*SET PROBLEM*: Set down the items without alteration, starting with the first line and going on through the line containing "move-icon[interactable]: ⤢ xyxy=(41,542,63,564)".

*SUPPLIED MATERIAL*:

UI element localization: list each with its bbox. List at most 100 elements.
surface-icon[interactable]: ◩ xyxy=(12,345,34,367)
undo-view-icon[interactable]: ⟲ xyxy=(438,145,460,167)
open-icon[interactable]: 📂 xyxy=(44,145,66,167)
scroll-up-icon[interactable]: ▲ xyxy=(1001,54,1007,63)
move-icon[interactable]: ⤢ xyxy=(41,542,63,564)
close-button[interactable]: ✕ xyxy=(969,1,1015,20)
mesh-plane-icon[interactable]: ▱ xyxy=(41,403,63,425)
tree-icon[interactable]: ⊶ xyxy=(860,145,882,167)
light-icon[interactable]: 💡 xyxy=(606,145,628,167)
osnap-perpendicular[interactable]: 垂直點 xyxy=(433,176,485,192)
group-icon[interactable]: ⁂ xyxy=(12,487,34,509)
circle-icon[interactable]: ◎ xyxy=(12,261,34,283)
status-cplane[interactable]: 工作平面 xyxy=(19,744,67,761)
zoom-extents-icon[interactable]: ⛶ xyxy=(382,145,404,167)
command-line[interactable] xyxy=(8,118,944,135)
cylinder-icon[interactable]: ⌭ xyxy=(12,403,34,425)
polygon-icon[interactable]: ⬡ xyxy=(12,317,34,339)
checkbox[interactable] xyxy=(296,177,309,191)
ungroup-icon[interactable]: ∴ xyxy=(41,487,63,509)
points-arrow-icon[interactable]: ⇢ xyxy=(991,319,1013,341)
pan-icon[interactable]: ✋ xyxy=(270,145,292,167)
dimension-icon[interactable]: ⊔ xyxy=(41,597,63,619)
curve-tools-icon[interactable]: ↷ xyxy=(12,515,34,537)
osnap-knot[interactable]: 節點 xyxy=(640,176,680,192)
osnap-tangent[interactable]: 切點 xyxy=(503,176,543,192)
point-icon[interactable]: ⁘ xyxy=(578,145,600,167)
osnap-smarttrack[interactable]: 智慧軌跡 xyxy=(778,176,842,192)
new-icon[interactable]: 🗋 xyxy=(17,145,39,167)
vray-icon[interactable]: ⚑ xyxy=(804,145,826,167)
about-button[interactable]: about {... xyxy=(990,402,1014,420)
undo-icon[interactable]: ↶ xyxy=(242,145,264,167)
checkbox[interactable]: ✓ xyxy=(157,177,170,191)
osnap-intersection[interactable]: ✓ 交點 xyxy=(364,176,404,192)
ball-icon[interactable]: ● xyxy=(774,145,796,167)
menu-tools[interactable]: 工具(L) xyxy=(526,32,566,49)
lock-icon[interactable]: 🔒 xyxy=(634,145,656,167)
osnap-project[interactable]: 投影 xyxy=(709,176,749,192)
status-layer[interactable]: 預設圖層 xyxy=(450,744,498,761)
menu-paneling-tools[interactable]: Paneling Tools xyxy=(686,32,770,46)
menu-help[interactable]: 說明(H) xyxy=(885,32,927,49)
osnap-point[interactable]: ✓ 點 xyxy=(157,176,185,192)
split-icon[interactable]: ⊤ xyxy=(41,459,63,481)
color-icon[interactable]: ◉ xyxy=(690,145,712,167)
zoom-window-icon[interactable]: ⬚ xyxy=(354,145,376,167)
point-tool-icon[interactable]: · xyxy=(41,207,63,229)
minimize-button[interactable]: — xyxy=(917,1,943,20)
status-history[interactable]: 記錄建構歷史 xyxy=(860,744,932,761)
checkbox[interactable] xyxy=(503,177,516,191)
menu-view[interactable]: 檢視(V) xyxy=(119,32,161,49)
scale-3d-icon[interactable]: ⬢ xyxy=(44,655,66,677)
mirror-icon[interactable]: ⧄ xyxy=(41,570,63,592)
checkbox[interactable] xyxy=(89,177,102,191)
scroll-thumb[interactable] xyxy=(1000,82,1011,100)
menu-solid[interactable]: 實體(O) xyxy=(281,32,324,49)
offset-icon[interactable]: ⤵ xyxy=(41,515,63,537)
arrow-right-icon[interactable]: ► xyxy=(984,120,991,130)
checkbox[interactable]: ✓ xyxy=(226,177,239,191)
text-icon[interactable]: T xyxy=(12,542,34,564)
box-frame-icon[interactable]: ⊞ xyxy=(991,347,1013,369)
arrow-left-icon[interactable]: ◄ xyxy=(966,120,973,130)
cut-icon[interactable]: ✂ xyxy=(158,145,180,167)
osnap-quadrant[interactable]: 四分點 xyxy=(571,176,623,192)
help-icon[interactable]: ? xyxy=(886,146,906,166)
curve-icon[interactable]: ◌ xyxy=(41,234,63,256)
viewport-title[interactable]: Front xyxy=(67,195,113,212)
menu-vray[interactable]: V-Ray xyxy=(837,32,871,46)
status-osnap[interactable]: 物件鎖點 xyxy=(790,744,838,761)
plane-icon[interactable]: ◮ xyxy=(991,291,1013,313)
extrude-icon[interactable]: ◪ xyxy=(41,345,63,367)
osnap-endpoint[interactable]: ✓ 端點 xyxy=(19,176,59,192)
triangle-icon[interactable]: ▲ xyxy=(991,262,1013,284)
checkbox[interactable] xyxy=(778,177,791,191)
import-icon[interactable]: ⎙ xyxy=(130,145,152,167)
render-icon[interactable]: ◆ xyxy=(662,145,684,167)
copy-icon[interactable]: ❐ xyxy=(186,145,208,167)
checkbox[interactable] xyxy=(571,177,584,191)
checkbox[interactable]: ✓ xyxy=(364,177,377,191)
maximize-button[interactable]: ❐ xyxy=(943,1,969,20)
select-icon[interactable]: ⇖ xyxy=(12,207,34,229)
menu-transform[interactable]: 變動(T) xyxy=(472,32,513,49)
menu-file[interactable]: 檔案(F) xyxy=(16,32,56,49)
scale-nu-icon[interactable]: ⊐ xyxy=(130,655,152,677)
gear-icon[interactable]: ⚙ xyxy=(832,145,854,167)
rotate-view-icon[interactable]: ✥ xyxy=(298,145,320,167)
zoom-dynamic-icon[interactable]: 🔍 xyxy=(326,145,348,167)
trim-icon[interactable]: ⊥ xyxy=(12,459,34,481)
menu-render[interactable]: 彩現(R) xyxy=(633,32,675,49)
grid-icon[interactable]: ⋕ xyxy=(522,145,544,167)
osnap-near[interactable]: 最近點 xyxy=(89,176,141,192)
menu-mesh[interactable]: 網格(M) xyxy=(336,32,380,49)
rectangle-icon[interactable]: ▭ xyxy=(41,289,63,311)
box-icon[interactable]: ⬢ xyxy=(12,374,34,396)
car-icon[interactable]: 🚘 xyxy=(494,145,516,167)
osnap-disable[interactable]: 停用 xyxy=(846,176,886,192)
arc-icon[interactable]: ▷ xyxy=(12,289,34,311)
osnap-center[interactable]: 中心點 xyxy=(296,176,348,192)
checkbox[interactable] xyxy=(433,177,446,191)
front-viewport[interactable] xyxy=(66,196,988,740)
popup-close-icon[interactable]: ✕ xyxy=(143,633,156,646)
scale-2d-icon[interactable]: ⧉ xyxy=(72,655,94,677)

*EXERCISE OUTPUT*:
UI element localization: list each with its bbox. List at most 100 elements.
surface-icon[interactable]: ◩ xyxy=(12,345,34,367)
undo-view-icon[interactable]: ⟲ xyxy=(438,145,460,167)
open-icon[interactable]: 📂 xyxy=(44,145,66,167)
scroll-up-icon[interactable]: ▲ xyxy=(1001,54,1007,63)
move-icon[interactable]: ⤢ xyxy=(41,542,63,564)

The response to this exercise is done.